§ **WHAT IS REQUIRED**
In the text on Mount Banks, update the part that opens with "An unsealed road" and closes with "is not accessible." by writing it out again with "picnic area" replaced by "rest area".

§ **EXCERPT PROVIDED**

An unsealed road called Mount Banks Road goes from Bells Line of Road to a picnic area about 1 km from the junction. This road is widely considered a very dangerous road because it is very narrow and steep. After rain, the road can get muddy and slippery, and might even become inaccessible even to four-wheel-drive vehicles. At this point, vehicular access comes to an end. From the picnic area, a walking track makes its way approximately 1 km to the top of Mount Banks, where there is a trigonometric station. This is 1062 m above sea level. From this point on, there is a fire trail that follows the Explorers Range before terminating above Zobel Gully. According to LPI topographic maps, there is an abandoned mine in Zobel Gully, but is not accessible.

==Activities==

The area is popular for bushwalking, with extensive views of the Grose Valley from the lower slopes of the mountain and from the fire trail where it goes close to Banks Wall, about 1 km south of the mountain. Photography is also popular because of the extensive views. There is no authorised camp site at Mt. Banks and camping at this fragile world heritage site is strictly prohibited.

== Trails ==

=== Summit Walk ===
The Summit Walk is a trail in Mount Banks that leads 1.2 km up to the summit of the mountain. The trail is rated at Grade 3 on the Australian Walking Track Grading System. It starts at the picnic spot near the carpark, and ascends up the slope of the mountain via many steps, leading up to the trigonometry station at the summit. There are no views at the summit.

=== Mount Banks Fire Trail ===
A fire trail starting from the carpark winds around the east of the mountain, leading to the Banks Wall, Frank Hurley Head, Edgeworth David Head and the Zobel Gully.

§ **RECORDED INFORMATION**

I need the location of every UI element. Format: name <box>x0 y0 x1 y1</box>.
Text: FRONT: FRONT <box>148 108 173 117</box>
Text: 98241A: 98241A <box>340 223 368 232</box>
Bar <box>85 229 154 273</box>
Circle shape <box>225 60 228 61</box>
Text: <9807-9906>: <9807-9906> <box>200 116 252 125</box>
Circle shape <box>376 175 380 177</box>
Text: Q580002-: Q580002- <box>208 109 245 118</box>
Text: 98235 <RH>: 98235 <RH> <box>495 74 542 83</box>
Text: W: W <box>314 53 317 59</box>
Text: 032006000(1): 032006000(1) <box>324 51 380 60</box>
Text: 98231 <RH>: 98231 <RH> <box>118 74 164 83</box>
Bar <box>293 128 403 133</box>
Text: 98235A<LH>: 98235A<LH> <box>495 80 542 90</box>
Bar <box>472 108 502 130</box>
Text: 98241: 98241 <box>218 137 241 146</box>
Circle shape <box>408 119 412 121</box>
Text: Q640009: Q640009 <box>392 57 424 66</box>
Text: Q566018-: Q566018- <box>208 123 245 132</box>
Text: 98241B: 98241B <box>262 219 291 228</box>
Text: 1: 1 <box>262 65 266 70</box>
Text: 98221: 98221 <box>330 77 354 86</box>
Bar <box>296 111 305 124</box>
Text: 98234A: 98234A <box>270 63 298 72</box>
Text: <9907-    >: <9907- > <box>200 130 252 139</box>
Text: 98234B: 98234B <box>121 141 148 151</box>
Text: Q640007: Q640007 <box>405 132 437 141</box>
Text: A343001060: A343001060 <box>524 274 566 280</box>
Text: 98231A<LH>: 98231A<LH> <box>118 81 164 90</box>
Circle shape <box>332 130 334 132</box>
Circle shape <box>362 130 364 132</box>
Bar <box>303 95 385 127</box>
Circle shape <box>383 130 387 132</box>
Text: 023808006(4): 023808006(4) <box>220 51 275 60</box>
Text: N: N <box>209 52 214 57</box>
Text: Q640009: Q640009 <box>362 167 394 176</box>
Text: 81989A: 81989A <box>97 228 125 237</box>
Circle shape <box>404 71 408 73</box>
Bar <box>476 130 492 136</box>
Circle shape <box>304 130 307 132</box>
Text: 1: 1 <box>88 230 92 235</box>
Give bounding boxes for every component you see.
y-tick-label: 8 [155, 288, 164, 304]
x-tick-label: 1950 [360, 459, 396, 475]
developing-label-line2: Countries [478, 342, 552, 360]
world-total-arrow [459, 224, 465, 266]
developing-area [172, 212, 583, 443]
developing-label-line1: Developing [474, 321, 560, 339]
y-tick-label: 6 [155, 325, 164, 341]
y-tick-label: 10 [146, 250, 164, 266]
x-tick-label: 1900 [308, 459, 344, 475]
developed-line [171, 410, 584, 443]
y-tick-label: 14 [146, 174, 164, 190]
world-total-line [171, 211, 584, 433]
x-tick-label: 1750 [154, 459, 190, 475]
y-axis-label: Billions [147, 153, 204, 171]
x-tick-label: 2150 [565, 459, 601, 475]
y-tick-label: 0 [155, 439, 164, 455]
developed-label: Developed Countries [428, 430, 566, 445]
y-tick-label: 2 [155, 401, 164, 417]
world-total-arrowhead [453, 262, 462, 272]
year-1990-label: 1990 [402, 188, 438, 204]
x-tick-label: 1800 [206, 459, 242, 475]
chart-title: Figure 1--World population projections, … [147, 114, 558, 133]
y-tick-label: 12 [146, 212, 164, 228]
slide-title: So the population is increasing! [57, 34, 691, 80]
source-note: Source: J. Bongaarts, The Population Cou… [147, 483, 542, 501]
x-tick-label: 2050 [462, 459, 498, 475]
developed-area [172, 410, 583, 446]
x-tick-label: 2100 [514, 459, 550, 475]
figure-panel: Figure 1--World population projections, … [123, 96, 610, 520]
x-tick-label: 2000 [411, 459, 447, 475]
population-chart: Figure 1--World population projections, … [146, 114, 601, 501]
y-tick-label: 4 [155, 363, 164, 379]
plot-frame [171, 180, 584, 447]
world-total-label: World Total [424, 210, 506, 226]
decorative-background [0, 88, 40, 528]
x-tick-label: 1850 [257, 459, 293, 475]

§ **SOLUTION TO THIS PROBLEM**
An unsealed road called Mount Banks Road goes from Bells Line of Road to a rest area about 1 km from the junction. This road is widely considered a very dangerous road because it is very narrow and steep. After rain, the road can get muddy and slippery, and might even become inaccessible even to four-wheel-drive vehicles. At this point, vehicular access comes to an end. From the rest area, a walking track makes its way approximately 1 km to the top of Mount Banks, where there is a trigonometric station. This is 1062 m above sea level. From this point on, there is a fire trail that follows the Explorers Range before terminating above Zobel Gully. According to LPI topographic maps, there is an abandoned mine in Zobel Gully, but is not accessible.